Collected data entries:
[START]

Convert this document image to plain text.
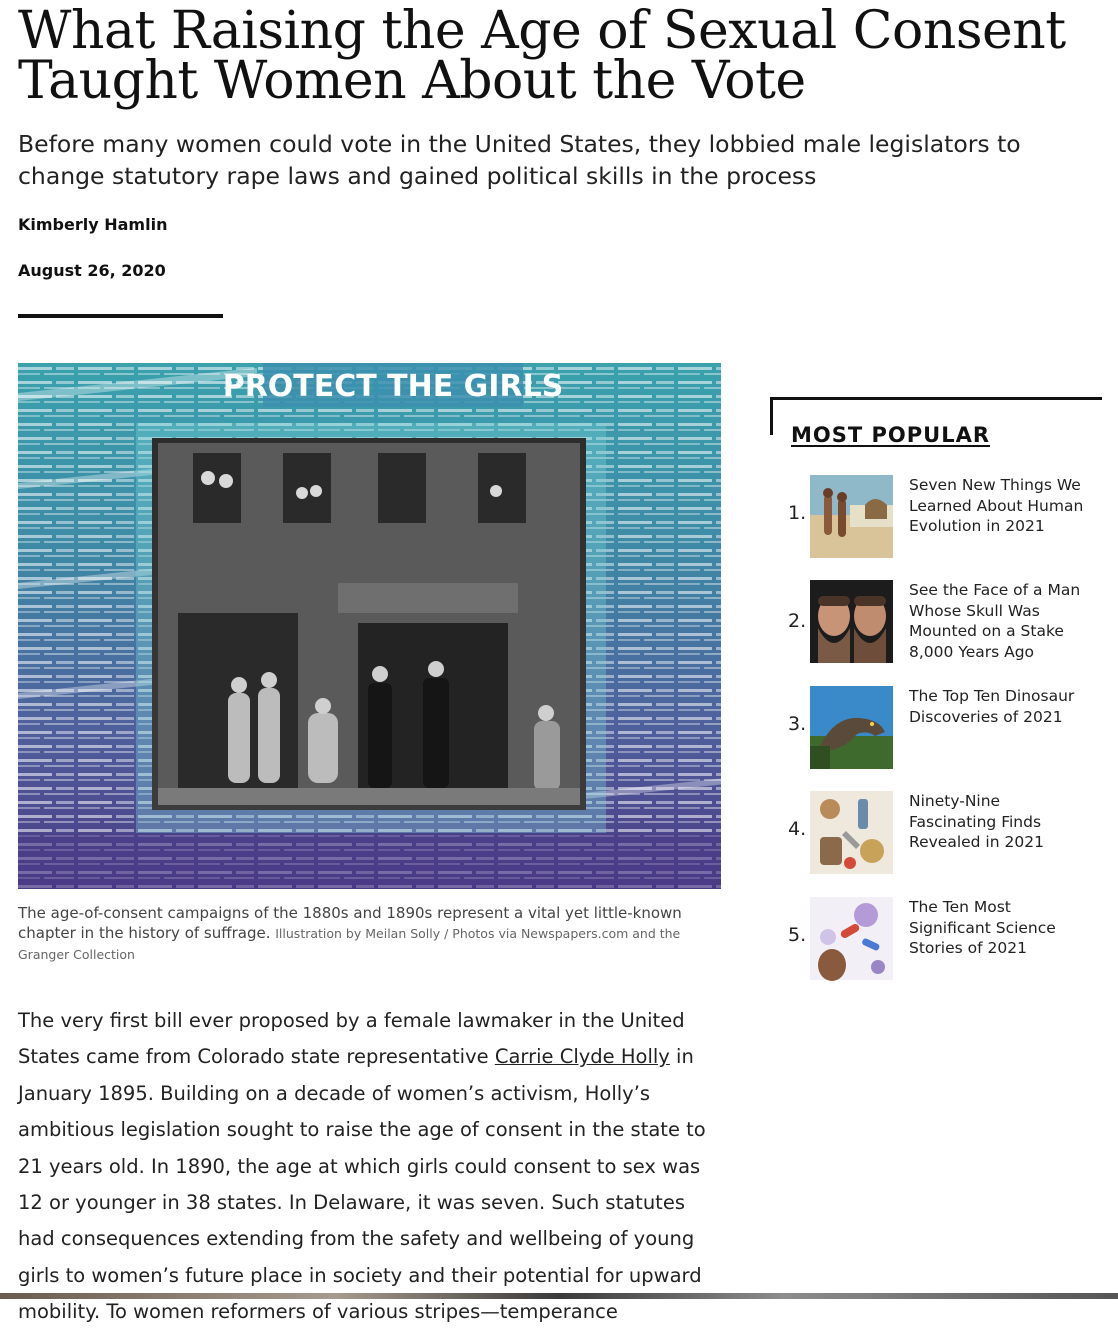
What Raising the Age of Sexual Consent Taught Women About the Vote

Before many women could vote in the United States, they lobbied male legislators to change statutory rape laws and gained political skills in the process

Kimberly Hamlin
August 26, 2020
PROTECT THE GIRLS

The age-of-consent campaigns of the 1880s and 1890s represent a vital yet little-known chapter in the history of suffrage. Illustration by Meilan Solly / Photos via Newspapers.com and the Granger Collection

The very first bill ever proposed by a female lawmaker in the United States came from Colorado state representative Carrie Clyde Holly in January 1895. Building on a decade of women’s activism, Holly’s ambitious legislation sought to raise the age of consent in the state to 21 years old. In 1890, the age at which girls could consent to sex was 12 or younger in 38 states. In Delaware, it was seven. Such statutes had consequences extending from the safety and wellbeing of young girls to women’s future place in society and their potential for upward mobility. To women reformers of various stripes—temperance
MOST POPULAR
1.
Seven New Things We Learned About Human Evolution in 2021
2.
See the Face of a Man Whose Skull Was Mounted on a Stake 8,000 Years Ago
3.
The Top Ten Dinosaur Discoveries of 2021
4.
Ninety-Nine Fascinating Finds Revealed in 2021
5.
The Ten Most Significant Science Stories of 2021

[END]

SHORT TASK:
Across the entries, how many lines contain "About"? Reply with the number only.

FINAL RESULT:
2